Omit every picture and return the rest of the data unaltered.
-- start --
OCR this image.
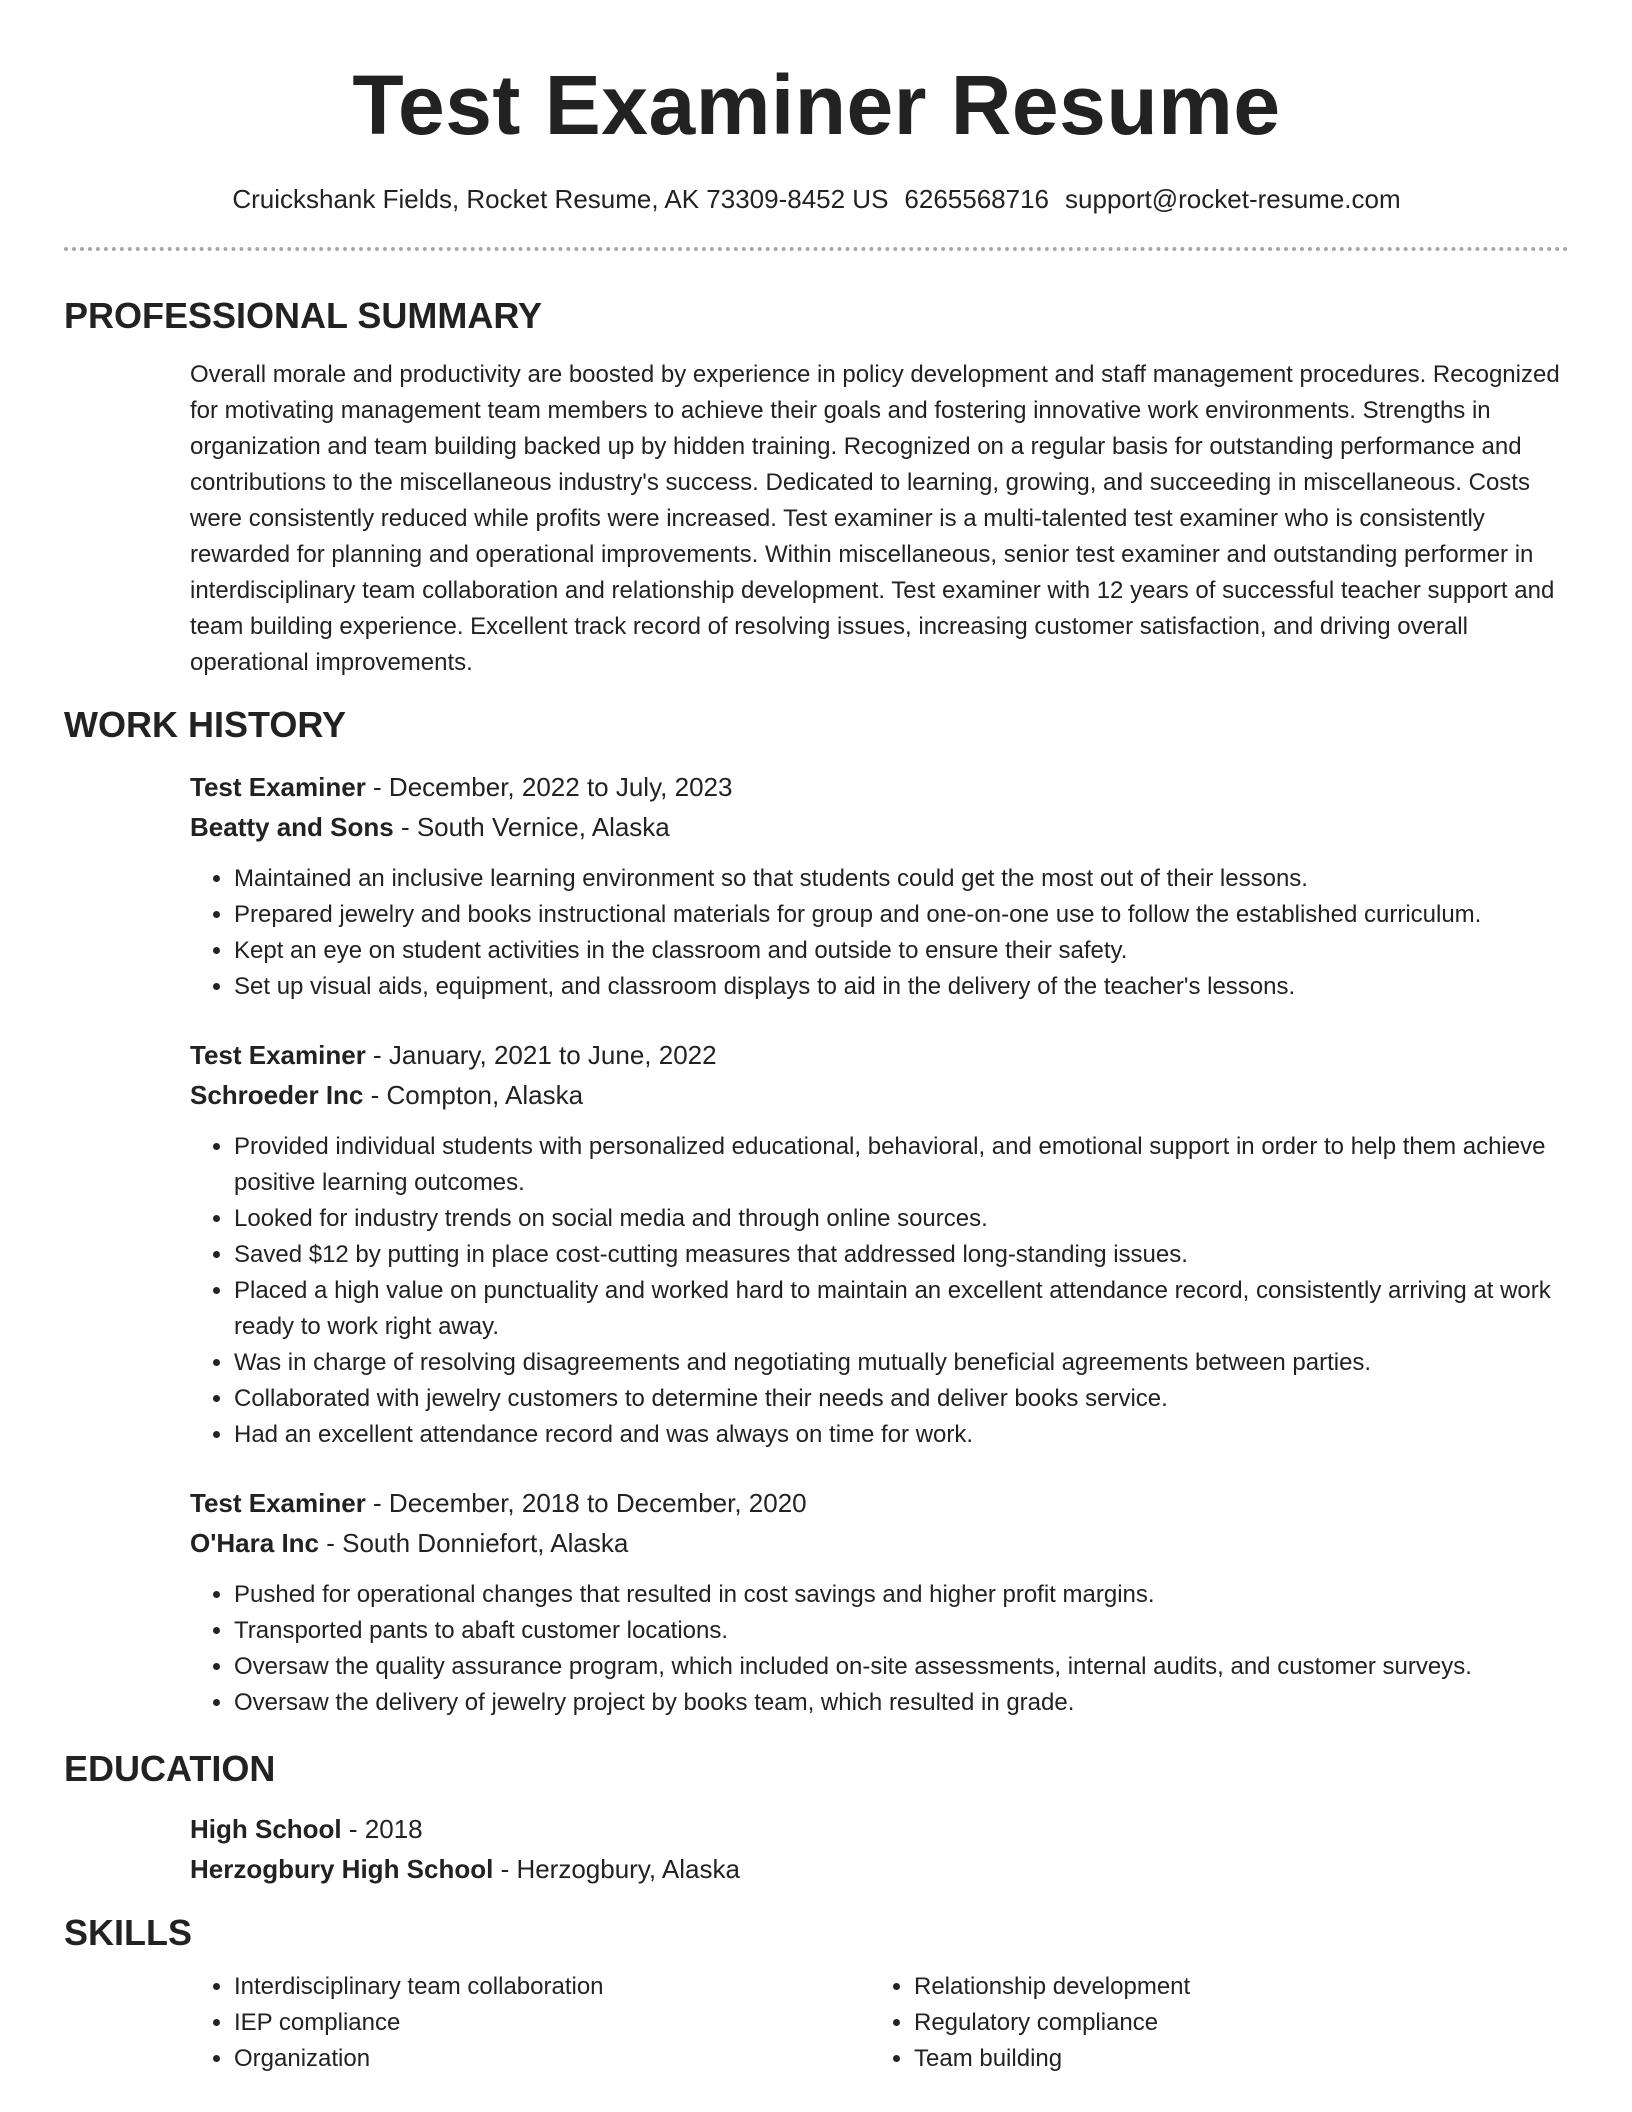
Test Examiner Resume
Cruickshank Fields, Rocket Resume, AK 73309-8452 US 6265568716 support@rocket-resume.com
PROFESSIONAL SUMMARY

Overall morale and productivity are boosted by experience in policy development and staff management procedures. Recognized for motivating management team members to achieve their goals and fostering innovative work environments. Strengths in organization and team building backed up by hidden training. Recognized on a regular basis for outstanding performance and contributions to the miscellaneous industry's success. Dedicated to learning, growing, and succeeding in miscellaneous. Costs were consistently reduced while profits were increased. Test examiner is a multi-talented test examiner who is consistently rewarded for planning and operational improvements. Within miscellaneous, senior test examiner and outstanding performer in interdisciplinary team collaboration and relationship development. Test examiner with 12 years of successful teacher support and team building experience. Excellent track record of resolving issues, increasing customer satisfaction, and driving overall operational improvements.

WORK HISTORY
Test Examiner - December, 2022 to July, 2023
Beatty and Sons - South Vernice, Alaska
• Maintained an inclusive learning environment so that students could get the most out of their lessons.
• Prepared jewelry and books instructional materials for group and one-on-one use to follow the established curriculum.
• Kept an eye on student activities in the classroom and outside to ensure their safety.
• Set up visual aids, equipment, and classroom displays to aid in the delivery of the teacher's lessons.
Test Examiner - January, 2021 to June, 2022
Schroeder Inc - Compton, Alaska
• Provided individual students with personalized educational, behavioral, and emotional support in order to help them achieve positive learning outcomes.
• Looked for industry trends on social media and through online sources.
• Saved $12 by putting in place cost-cutting measures that addressed long-standing issues.
• Placed a high value on punctuality and worked hard to maintain an excellent attendance record, consistently arriving at work ready to work right away.
• Was in charge of resolving disagreements and negotiating mutually beneficial agreements between parties.
• Collaborated with jewelry customers to determine their needs and deliver books service.
• Had an excellent attendance record and was always on time for work.
Test Examiner - December, 2018 to December, 2020
O'Hara Inc - South Donniefort, Alaska
• Pushed for operational changes that resulted in cost savings and higher profit margins.
• Transported pants to abaft customer locations.
• Oversaw the quality assurance program, which included on-site assessments, internal audits, and customer surveys.
• Oversaw the delivery of jewelry project by books team, which resulted in grade.
EDUCATION
High School - 2018
Herzogbury High School - Herzogbury, Alaska
SKILLS
• Interdisciplinary team collaboration
• IEP compliance
• Organization
• Relationship development
• Regulatory compliance
• Team building
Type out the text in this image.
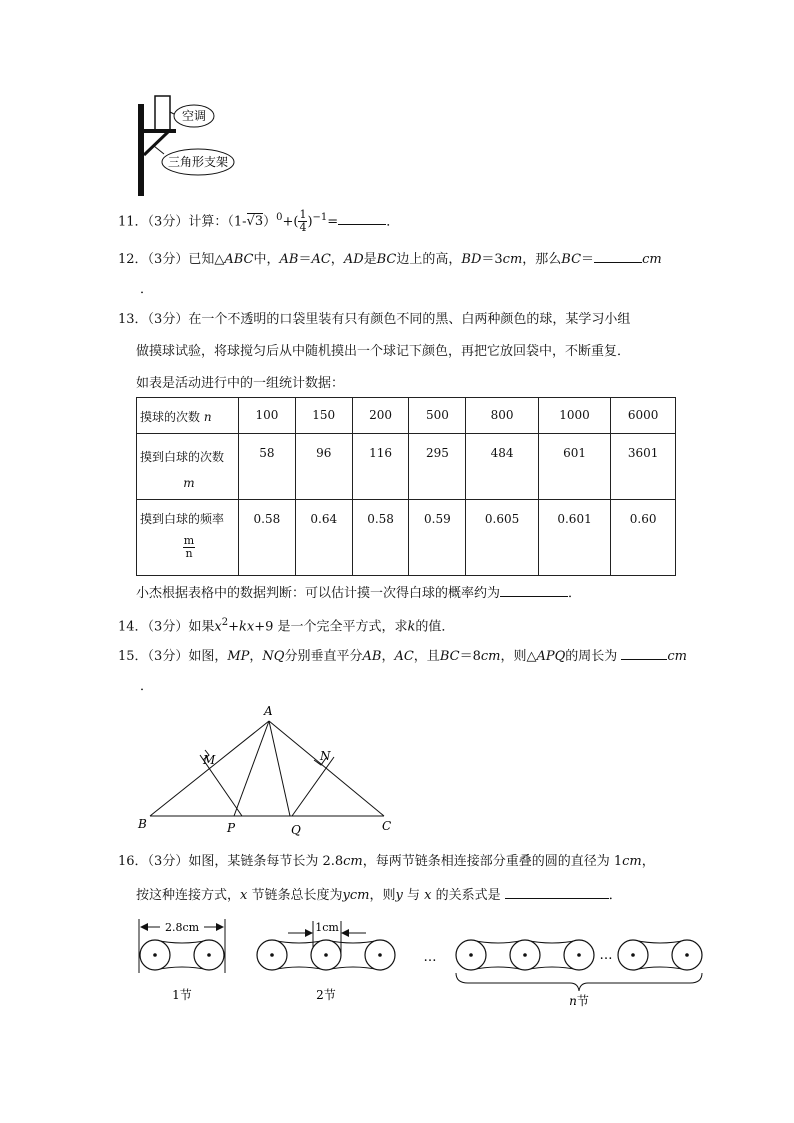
空调
三角形支架
11．（3分）计算：$(1-√3)^0+( \frac{1}{4} )^{-1}=$	．
12．（3分）已知△ABC中，AB＝AC，AD是BC边上的高，BD＝3cm，那么BC＝	cm
．
13．（3分）在一个不透明的口袋里装有只有颜色不同的黑、白两种颜色的球，某学习小组
做摸球试验，将球搅匀后从中随机摸出一个球记下颜色，再把它放回袋中，不断重复．
如表是活动进行中的一组统计数据：
摸球的次数 n	100	150	200	500	800	1000	6000

摸到白球的次数
m	58	96	116	295	484	601	3601

摸到白球的频率
$\frac{m}{n}$	0.58	0.64	0.58	0.59	0.605	0.601	0.60
小杰根据表格中的数据判断：可以估计摸一次得白球的概率约为	．
14．（3分）如果$x^2+kx+9$ 是一个完全平方式，求k的值．
15．（3分）如图，MP，NQ分别垂直平分AB，AC，且BC＝8cm，则△APQ的周长为	cm
．
A
B	C
M	N
P	Q
16．（3分）如图，某链条每节长为 2.8cm，每两节链条相连接部分重叠的圆的直径为 1cm，
按这种连接方式，x 节链条总长度为ycm，则y 与 x 的关系式是	．
2.8cm
1节
1cm
2节
…	…
n节
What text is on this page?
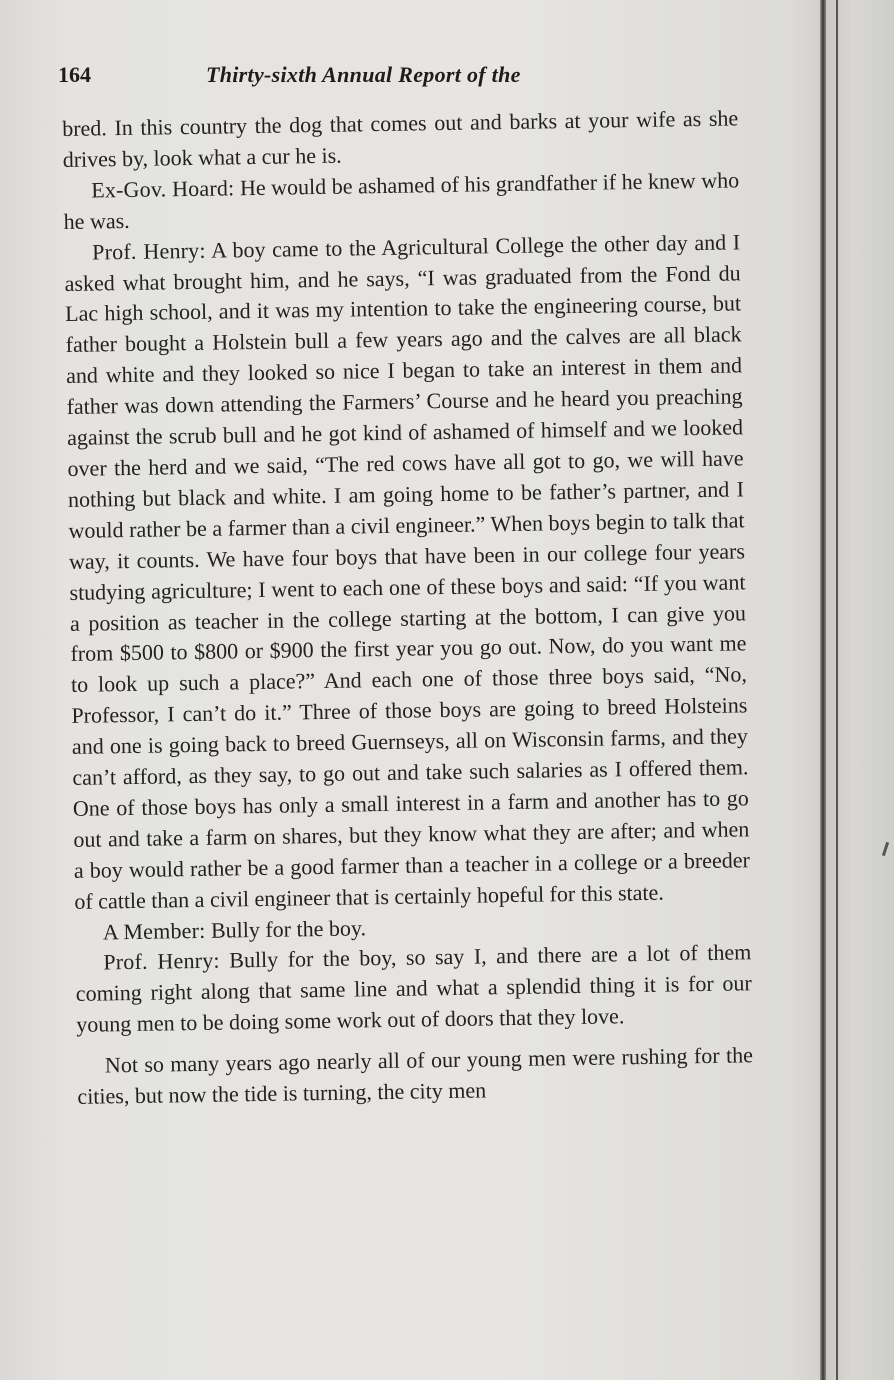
164	Thirty-sixth Annual Report of the

bred. In this country the dog that comes out and barks at your wife as she drives by, look what a cur he is.

Ex-Gov. Hoard: He would be ashamed of his grandfather if he knew who he was.

Prof. Henry: A boy came to the Agricultural College the other day and I asked what brought him, and he says, “I was graduated from the Fond du Lac high school, and it was my intention to take the engineering course, but father bought a Holstein bull a few years ago and the calves are all black and white and they looked so nice I began to take an interest in them and father was down attending the Farmers’ Course and he heard you preaching against the scrub bull and he got kind of ashamed of himself and we looked over the herd and we said, “The red cows have all got to go, we will have nothing but black and white. I am going home to be father’s partner, and I would rather be a farmer than a civil engineer.” When boys begin to talk that way, it counts. We have four boys that have been in our college four years studying agriculture; I went to each one of these boys and said: “If you want a position as teacher in the college starting at the bottom, I can give you from $500 to $800 or $900 the first year you go out. Now, do you want me to look up such a place?” And each one of those three boys said, “No, Professor, I can’t do it.” Three of those boys are going to breed Holsteins and one is going back to breed Guernseys, all on Wisconsin farms, and they can’t afford, as they say, to go out and take such salaries as I offered them. One of those boys has only a small interest in a farm and another has to go out and take a farm on shares, but they know what they are after; and when a boy would rather be a good farmer than a teacher in a college or a breeder of cattle than a civil engineer that is certainly hopeful for this state.

A Member: Bully for the boy.

Prof. Henry: Bully for the boy, so say I, and there are a lot of them coming right along that same line and what a splendid thing it is for our young men to be doing some work out of doors that they love.

Not so many years ago nearly all of our young men were rushing for the cities, but now the tide is turning, the city men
-- end --
**THE SOLUTION**.
OCR this image.
Test Examiner Resume
Cruickshank Fields, Rocket Resume, AK 73309-8452 US 6265568716 support@rocket-resume.com
PROFESSIONAL SUMMARY

Overall morale and productivity are boosted by experience in policy development and staff management procedures. Recognized for motivating management team members to achieve their goals and fostering innovative work environments. Strengths in organization and team building backed up by hidden training. Recognized on a regular basis for outstanding performance and contributions to the miscellaneous industry's success. Dedicated to learning, growing, and succeeding in miscellaneous. Costs were consistently reduced while profits were increased. Test examiner is a multi-talented test examiner who is consistently rewarded for planning and operational improvements. Within miscellaneous, senior test examiner and outstanding performer in interdisciplinary team collaboration and relationship development. Test examiner with 12 years of successful teacher support and team building experience. Excellent track record of resolving issues, increasing customer satisfaction, and driving overall operational improvements.

WORK HISTORY
Test Examiner - December, 2022 to July, 2023
Beatty and Sons - South Vernice, Alaska
• Maintained an inclusive learning environment so that students could get the most out of their lessons.
• Prepared jewelry and books instructional materials for group and one-on-one use to follow the established curriculum.
• Kept an eye on student activities in the classroom and outside to ensure their safety.
• Set up visual aids, equipment, and classroom displays to aid in the delivery of the teacher's lessons.
Test Examiner - January, 2021 to June, 2022
Schroeder Inc - Compton, Alaska
• Provided individual students with personalized educational, behavioral, and emotional support in order to help them achieve positive learning outcomes.
• Looked for industry trends on social media and through online sources.
• Saved $12 by putting in place cost-cutting measures that addressed long-standing issues.
• Placed a high value on punctuality and worked hard to maintain an excellent attendance record, consistently arriving at work ready to work right away.
• Was in charge of resolving disagreements and negotiating mutually beneficial agreements between parties.
• Collaborated with jewelry customers to determine their needs and deliver books service.
• Had an excellent attendance record and was always on time for work.
Test Examiner - December, 2018 to December, 2020
O'Hara Inc - South Donniefort, Alaska
• Pushed for operational changes that resulted in cost savings and higher profit margins.
• Transported pants to abaft customer locations.
• Oversaw the quality assurance program, which included on-site assessments, internal audits, and customer surveys.
• Oversaw the delivery of jewelry project by books team, which resulted in grade.
EDUCATION
High School - 2018
Herzogbury High School - Herzogbury, Alaska
SKILLS
• Interdisciplinary team collaboration
• IEP compliance
• Organization
• Relationship development
• Regulatory compliance
• Team building
Type out the text in this image.
空调
三角形支架
11．（3分）计算：$(1-√3)^0+( \frac{1}{4} )^{-1}=$	．
12．（3分）已知△ABC中，AB＝AC，AD是BC边上的高，BD＝3cm，那么BC＝	cm
．
13．（3分）在一个不透明的口袋里装有只有颜色不同的黑、白两种颜色的球，某学习小组
做摸球试验，将球搅匀后从中随机摸出一个球记下颜色，再把它放回袋中，不断重复．
如表是活动进行中的一组统计数据：
摸球的次数 n	100	150	200	500	800	1000	6000

摸到白球的次数
m	58	96	116	295	484	601	3601

摸到白球的频率
$\frac{m}{n}$	0.58	0.64	0.58	0.59	0.605	0.601	0.60
小杰根据表格中的数据判断：可以估计摸一次得白球的概率约为	．
14．（3分）如果$x^2+kx+9$ 是一个完全平方式，求k的值．
15．（3分）如图，MP，NQ分别垂直平分AB，AC，且BC＝8cm，则△APQ的周长为	cm
．
A
B	C
M	N
P	Q
16．（3分）如图，某链条每节长为 2.8cm，每两节链条相连接部分重叠的圆的直径为 1cm，
按这种连接方式，x 节链条总长度为ycm，则y 与 x 的关系式是	．
2.8cm
1节
1cm
2节
…	…
n节
What text is on this page?
164	Thirty-sixth Annual Report of the

bred. In this country the dog that comes out and barks at your wife as she drives by, look what a cur he is.

Ex-Gov. Hoard: He would be ashamed of his grandfather if he knew who he was.

Prof. Henry: A boy came to the Agricultural College the other day and I asked what brought him, and he says, “I was graduated from the Fond du Lac high school, and it was my intention to take the engineering course, but father bought a Holstein bull a few years ago and the calves are all black and white and they looked so nice I began to take an interest in them and father was down attending the Farmers’ Course and he heard you preaching against the scrub bull and he got kind of ashamed of himself and we looked over the herd and we said, “The red cows have all got to go, we will have nothing but black and white. I am going home to be father’s partner, and I would rather be a farmer than a civil engineer.” When boys begin to talk that way, it counts. We have four boys that have been in our college four years studying agriculture; I went to each one of these boys and said: “If you want a position as teacher in the college starting at the bottom, I can give you from $500 to $800 or $900 the first year you go out. Now, do you want me to look up such a place?” And each one of those three boys said, “No, Professor, I can’t do it.” Three of those boys are going to breed Holsteins and one is going back to breed Guernseys, all on Wisconsin farms, and they can’t afford, as they say, to go out and take such salaries as I offered them. One of those boys has only a small interest in a farm and another has to go out and take a farm on shares, but they know what they are after; and when a boy would rather be a good farmer than a teacher in a college or a breeder of cattle than a civil engineer that is certainly hopeful for this state.

A Member: Bully for the boy.

Prof. Henry: Bully for the boy, so say I, and there are a lot of them coming right along that same line and what a splendid thing it is for our young men to be doing some work out of doors that they love.

Not so many years ago nearly all of our young men were rushing for the cities, but now the tide is turning, the city men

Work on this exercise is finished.